→ **Exercise details**: Identify each line holding the string "JSON" and copy it.

→ **Dataset excerpts**:
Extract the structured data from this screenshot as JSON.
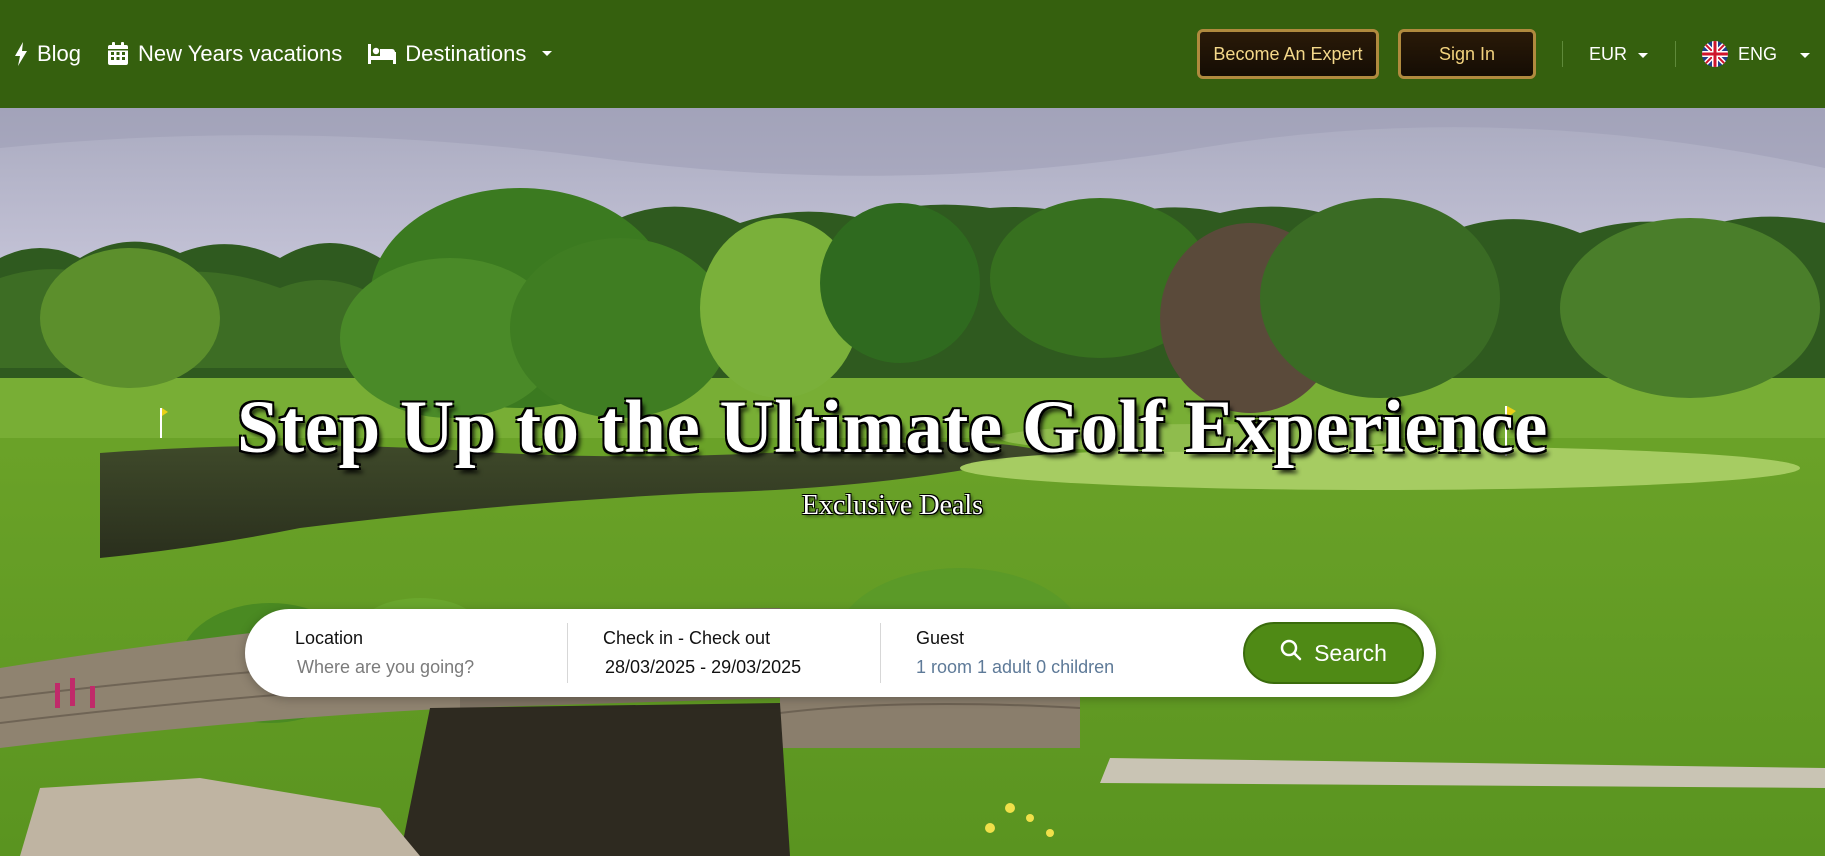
{
  "nav": {
    "blog": "Blog",
    "vacations": "New Years vacations",
    "destinations": "Destinations"
  },
  "header": {
    "become_expert": "Become An Expert",
    "sign_in": "Sign In",
    "currency": "EUR",
    "language": "ENG"
  },
  "hero": {
    "title": "Step Up to the Ultimate Golf Experience",
    "subtitle": "Exclusive Deals"
  },
  "search": {
    "location_label": "Location",
    "location_placeholder": "Where are you going?",
    "dates_label": "Check in - Check out",
    "dates_value": "28/03/2025 - 29/03/2025",
    "guest_label": "Guest",
    "guest_value": "1 room 1 adult 0 children",
    "button": "Search"
  },
  "colors": {
    "nav_bg": "#35600e",
    "gold_text": "#f4d88a",
    "gold_border": "#b08a3e",
    "search_green": "#4f8a15"
  },
  "icons": {
    "blog": "lightning-icon",
    "vacations": "calendar-icon",
    "destinations": "bed-icon",
    "dropdown": "caret-down-icon",
    "language": "uk-flag-icon",
    "search": "search-icon"
  }
}
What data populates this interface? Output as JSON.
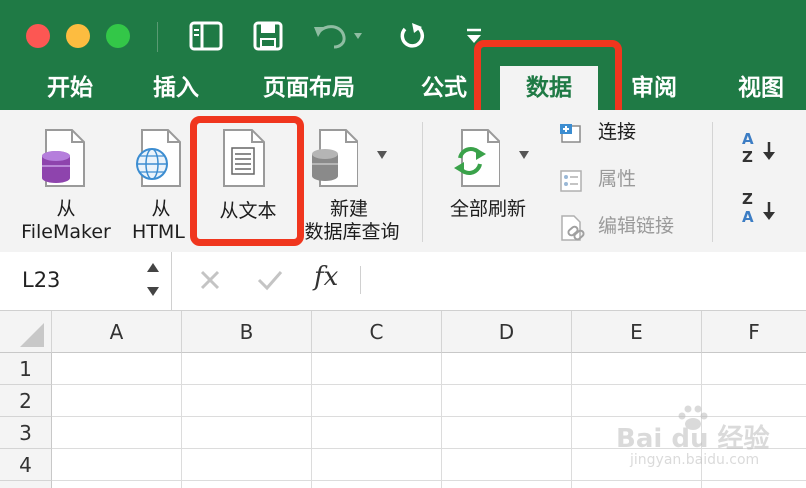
{
  "tabs": [
    {
      "label": "开始"
    },
    {
      "label": "插入"
    },
    {
      "label": "页面布局"
    },
    {
      "label": "公式"
    },
    {
      "label": "数据",
      "active": true
    },
    {
      "label": "审阅"
    },
    {
      "label": "视图"
    }
  ],
  "ribbon": {
    "from_filemaker": {
      "line1": "从",
      "line2": "FileMaker"
    },
    "from_html": {
      "line1": "从",
      "line2": "HTML"
    },
    "from_text": "从文本",
    "new_query": {
      "line1": "新建",
      "line2": "数据库查询"
    },
    "refresh_all": "全部刷新",
    "connections": "连接",
    "properties": "属性",
    "edit_links": "编辑链接",
    "sort_az": {
      "top": "A",
      "bottom": "Z"
    },
    "sort_za": {
      "top": "Z",
      "bottom": "A"
    }
  },
  "formula_bar": {
    "name_box": "L23",
    "fx": "fx",
    "value": ""
  },
  "grid": {
    "columns": [
      "A",
      "B",
      "C",
      "D",
      "E",
      "F"
    ],
    "rows": [
      "1",
      "2",
      "3",
      "4"
    ]
  },
  "watermark": {
    "line1": "Bai du 经验",
    "line2": "jingyan.baidu.com"
  },
  "colors": {
    "excel_green": "#1f7a45",
    "highlight_red": "#f0361e"
  }
}
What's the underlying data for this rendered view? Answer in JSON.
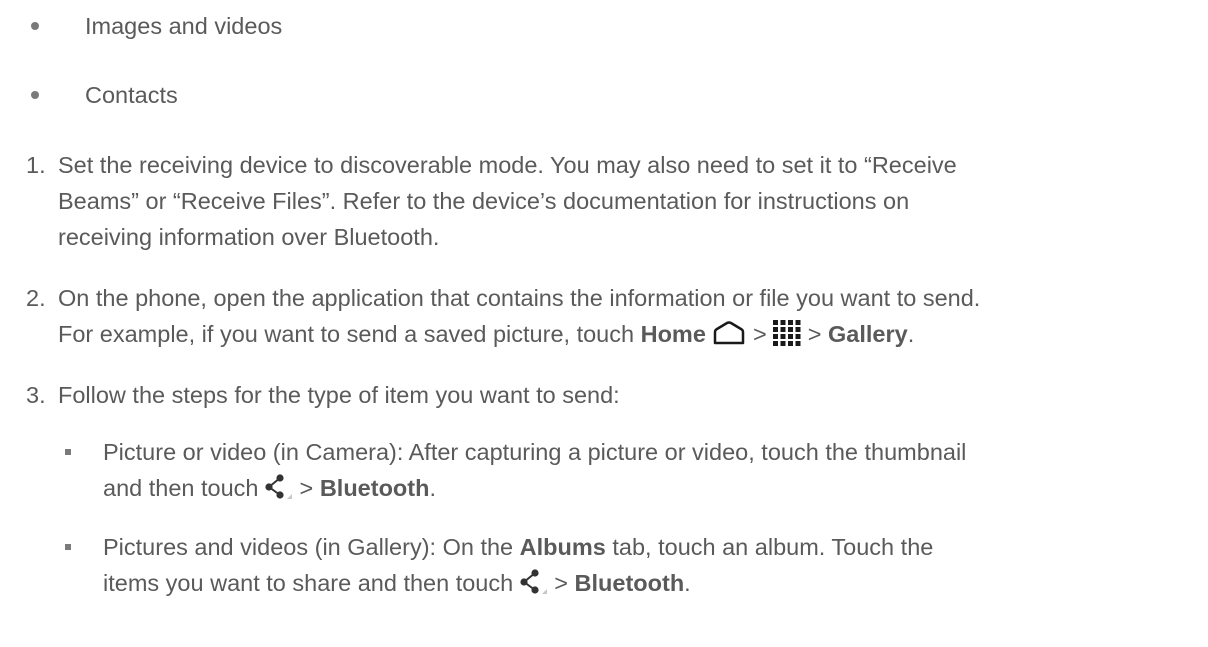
{
  "bullets": [
    {
      "text": "Images and videos"
    },
    {
      "text": "Contacts"
    }
  ],
  "steps": [
    {
      "number": "1.",
      "lines": [
        "Set the receiving device to discoverable mode. You may also need to set it to “Receive",
        "Beams” or “Receive Files”. Refer to the device’s documentation for instructions on",
        "receiving information over Bluetooth."
      ]
    },
    {
      "number": "2.",
      "line1": "On the phone, open the application that contains the information or file you want to send.",
      "line2_pre": "For example, if you want to send a saved picture, touch ",
      "home": "Home",
      "sep1": " > ",
      "sep2": " > ",
      "gallery": "Gallery",
      "period": "."
    },
    {
      "number": "3.",
      "text": "Follow the steps for the type of item you want to send:"
    }
  ],
  "subitems": [
    {
      "line1": "Picture or video (in Camera): After capturing a picture or video, touch the thumbnail",
      "line2_pre": "and then touch ",
      "sep": " > ",
      "target": "Bluetooth",
      "period": "."
    },
    {
      "line1_pre": "Pictures and videos (in Gallery): On the ",
      "albums": "Albums",
      "line1_post": " tab, touch an album. Touch the",
      "line2_pre": "items you want to share and then touch ",
      "sep": " > ",
      "target": "Bluetooth",
      "period": "."
    }
  ],
  "icons": [
    "home-icon",
    "apps-grid-icon",
    "share-icon"
  ],
  "colors": {
    "text": "#5a5a5a",
    "bullet": "#7a7a7a",
    "icon": "#1a1a1a"
  }
}
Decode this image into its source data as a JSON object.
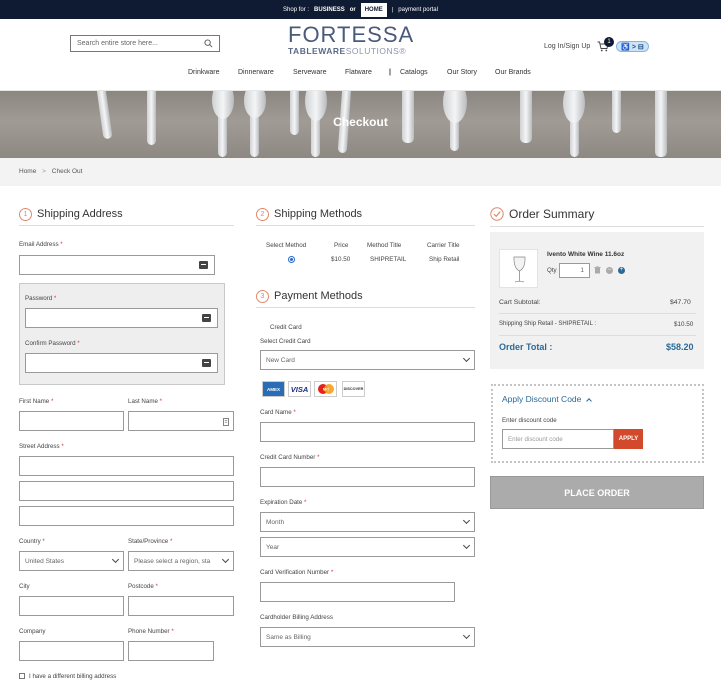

→ **Written answer**:
Extract the structured data from this screenshot as JSON.
What data populates this interface? Output as JSON.
What's the underlying data for this rendered view? Answer in JSON.
Decode this image into its source data as a JSON object.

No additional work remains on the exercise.